■ **WHAT YOU ARE ASKED TO DO**
Repeat every record exactly, but keep images out of the copy.

— START OF MATERIAL PROVIDED —

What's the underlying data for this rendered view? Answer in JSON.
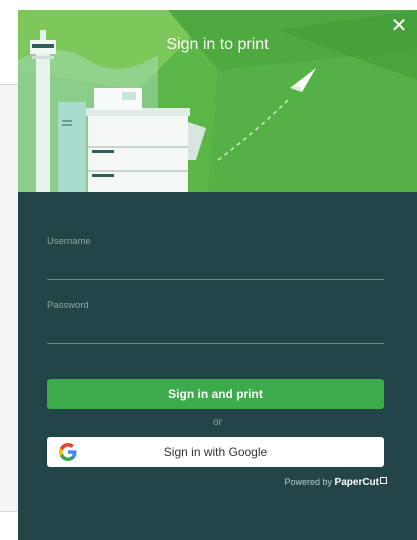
{
  "modal": {
    "title": "Sign in to print",
    "close_symbol": "✕"
  },
  "form": {
    "username_label": "Username",
    "username_value": "",
    "password_label": "Password",
    "password_value": "",
    "signin_button": "Sign in and print",
    "or_text": "or",
    "google_button": "Sign in with Google"
  },
  "footer": {
    "powered_prefix": "Powered by",
    "brand": "PaperCut"
  },
  "colors": {
    "panel_bg": "#234548",
    "primary_green": "#3cab4b",
    "hero_green": "#5db84a"
  }
}
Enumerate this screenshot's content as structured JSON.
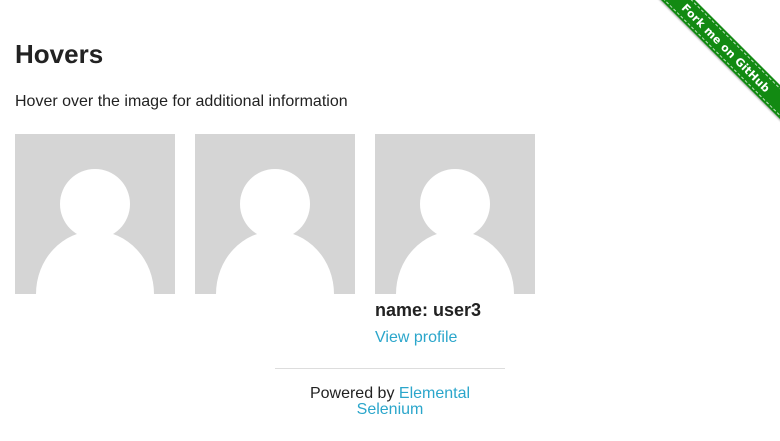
{
  "ribbon": {
    "label": "Fork me on GitHub",
    "color": "#128a12"
  },
  "heading": "Hovers",
  "instructions": "Hover over the image for additional information",
  "avatar_icon": "user-silhouette-icon",
  "avatar_bg": "#d5d5d5",
  "avatar_fg": "#ffffff",
  "figures": [
    {
      "name": "",
      "link": ""
    },
    {
      "name": "",
      "link": ""
    },
    {
      "name": "name: user3",
      "link": "View profile"
    }
  ],
  "footer": {
    "prefix": "Powered by ",
    "link": "Elemental Selenium"
  },
  "link_color": "#2ba6cb"
}
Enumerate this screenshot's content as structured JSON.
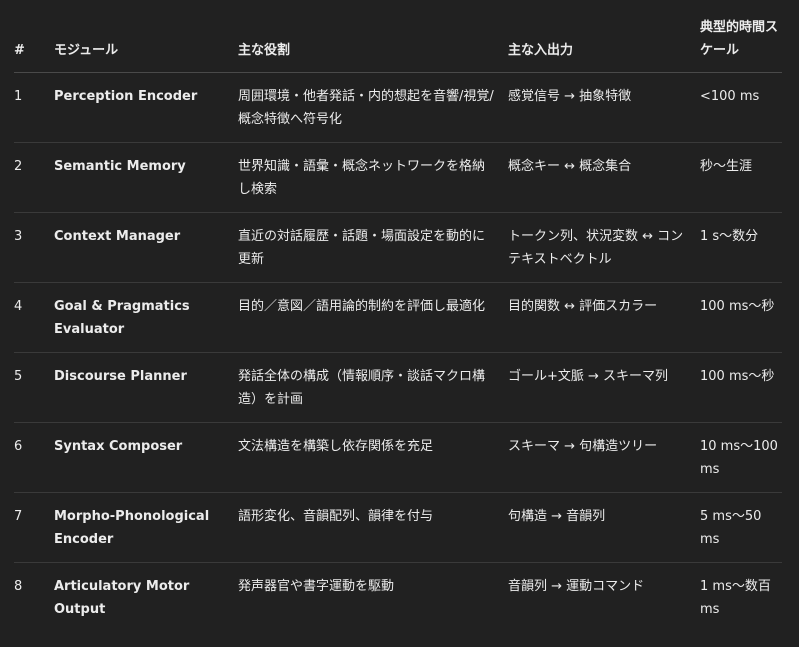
{
  "table": {
    "headers": {
      "num": "#",
      "module": "モジュール",
      "role": "主な役割",
      "io": "主な入出力",
      "timescale": "典型的時間スケール"
    },
    "rows": [
      {
        "num": "1",
        "module": "Perception Encoder",
        "role": "周囲環境・他者発話・内的想起を音響/視覚/概念特徴へ符号化",
        "io": "感覚信号 → 抽象特徴",
        "timescale": "<100 ms"
      },
      {
        "num": "2",
        "module": "Semantic Memory",
        "role": "世界知識・語彙・概念ネットワークを格納し検索",
        "io": "概念キー ↔ 概念集合",
        "timescale": "秒〜生涯"
      },
      {
        "num": "3",
        "module": "Context Manager",
        "role": "直近の対話履歴・話題・場面設定を動的に更新",
        "io": "トークン列、状況変数 ↔ コンテキストベクトル",
        "timescale": "1 s〜数分"
      },
      {
        "num": "4",
        "module": "Goal & Pragmatics Evaluator",
        "role": "目的／意図／語用論的制約を評価し最適化",
        "io": "目的関数 ↔ 評価スカラー",
        "timescale": "100 ms〜秒"
      },
      {
        "num": "5",
        "module": "Discourse Planner",
        "role": "発話全体の構成（情報順序・談話マクロ構造）を計画",
        "io": "ゴール+文脈 → スキーマ列",
        "timescale": "100 ms〜秒"
      },
      {
        "num": "6",
        "module": "Syntax Composer",
        "role": "文法構造を構築し依存関係を充足",
        "io": "スキーマ → 句構造ツリー",
        "timescale": "10 ms〜100 ms"
      },
      {
        "num": "7",
        "module": "Morpho-Phonological Encoder",
        "role": "語形変化、音韻配列、韻律を付与",
        "io": "句構造 → 音韻列",
        "timescale": "5 ms〜50 ms"
      },
      {
        "num": "8",
        "module": "Articulatory Motor Output",
        "role": "発声器官や書字運動を駆動",
        "io": "音韻列 → 運動コマンド",
        "timescale": "1 ms〜数百 ms"
      }
    ]
  }
}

— END OF MATERIAL PROVIDED —

■ **EXERCISE RESPONSE**
What's the underlying data for this rendered view? Answer in JSON.
{
  "modal": {
    "title": "Sign in to print",
    "close_symbol": "✕"
  },
  "form": {
    "username_label": "Username",
    "username_value": "",
    "password_label": "Password",
    "password_value": "",
    "signin_button": "Sign in and print",
    "or_text": "or",
    "google_button": "Sign in with Google"
  },
  "footer": {
    "powered_prefix": "Powered by",
    "brand": "PaperCut"
  },
  "colors": {
    "panel_bg": "#234548",
    "primary_green": "#3cab4b",
    "hero_green": "#5db84a"
  }
}
Enumerate this screenshot's content as structured JSON.
{
  "ribbon": {
    "label": "Fork me on GitHub",
    "color": "#128a12"
  },
  "heading": "Hovers",
  "instructions": "Hover over the image for additional information",
  "avatar_icon": "user-silhouette-icon",
  "avatar_bg": "#d5d5d5",
  "avatar_fg": "#ffffff",
  "figures": [
    {
      "name": "",
      "link": ""
    },
    {
      "name": "",
      "link": ""
    },
    {
      "name": "name: user3",
      "link": "View profile"
    }
  ],
  "footer": {
    "prefix": "Powered by ",
    "link": "Elemental Selenium"
  },
  "link_color": "#2ba6cb"
}
Enumerate this screenshot's content as structured JSON.
{
  "table": {
    "headers": {
      "num": "#",
      "module": "モジュール",
      "role": "主な役割",
      "io": "主な入出力",
      "timescale": "典型的時間スケール"
    },
    "rows": [
      {
        "num": "1",
        "module": "Perception Encoder",
        "role": "周囲環境・他者発話・内的想起を音響/視覚/概念特徴へ符号化",
        "io": "感覚信号 → 抽象特徴",
        "timescale": "<100 ms"
      },
      {
        "num": "2",
        "module": "Semantic Memory",
        "role": "世界知識・語彙・概念ネットワークを格納し検索",
        "io": "概念キー ↔ 概念集合",
        "timescale": "秒〜生涯"
      },
      {
        "num": "3",
        "module": "Context Manager",
        "role": "直近の対話履歴・話題・場面設定を動的に更新",
        "io": "トークン列、状況変数 ↔ コンテキストベクトル",
        "timescale": "1 s〜数分"
      },
      {
        "num": "4",
        "module": "Goal & Pragmatics Evaluator",
        "role": "目的／意図／語用論的制約を評価し最適化",
        "io": "目的関数 ↔ 評価スカラー",
        "timescale": "100 ms〜秒"
      },
      {
        "num": "5",
        "module": "Discourse Planner",
        "role": "発話全体の構成（情報順序・談話マクロ構造）を計画",
        "io": "ゴール+文脈 → スキーマ列",
        "timescale": "100 ms〜秒"
      },
      {
        "num": "6",
        "module": "Syntax Composer",
        "role": "文法構造を構築し依存関係を充足",
        "io": "スキーマ → 句構造ツリー",
        "timescale": "10 ms〜100 ms"
      },
      {
        "num": "7",
        "module": "Morpho-Phonological Encoder",
        "role": "語形変化、音韻配列、韻律を付与",
        "io": "句構造 → 音韻列",
        "timescale": "5 ms〜50 ms"
      },
      {
        "num": "8",
        "module": "Articulatory Motor Output",
        "role": "発声器官や書字運動を駆動",
        "io": "音韻列 → 運動コマンド",
        "timescale": "1 ms〜数百 ms"
      }
    ]
  }
}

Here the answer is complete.